AIM >>
Go through the entries below and retype them exactly, omitting each picture.

Data records
— start —

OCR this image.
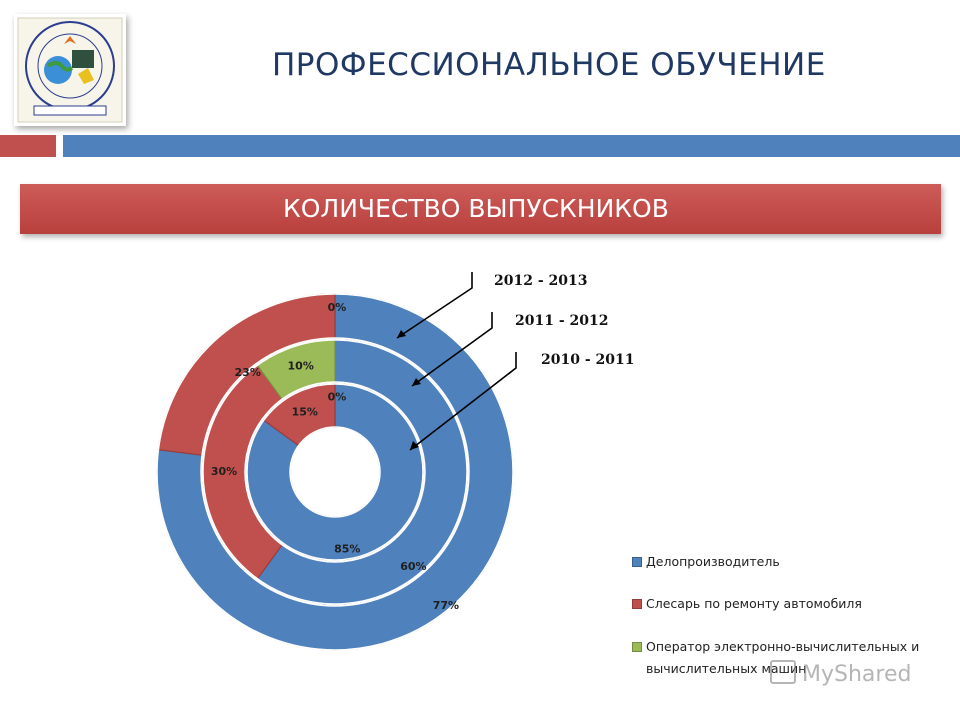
ПРОФЕССИОНАЛЬНОЕ ОБУЧЕНИЕ
КОЛИЧЕСТВО ВЫПУСКНИКОВ
77%
23%
0%
60%
30%
10%
85%
15%
0%
2012 - 2013
2011 - 2012
2010 - 2011
Делопроизводитель
Слесарь по ремонту автомобиля
Оператор электронно-вычислительных и вычислительных машин
MyShared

— end —

CORRECT RESULT >>
OCR this image.
ПРОФЕССИОНАЛЬНОЕ ОБУЧЕНИЕ
КОЛИЧЕСТВО ВЫПУСКНИКОВ
77%
23%
0%
60%
30%
10%
85%
15%
0%
2012 - 2013
2011 - 2012
2010 - 2011
Делопроизводитель
Слесарь по ремонту автомобиля
Оператор электронно-вычислительных и вычислительных машин
MyShared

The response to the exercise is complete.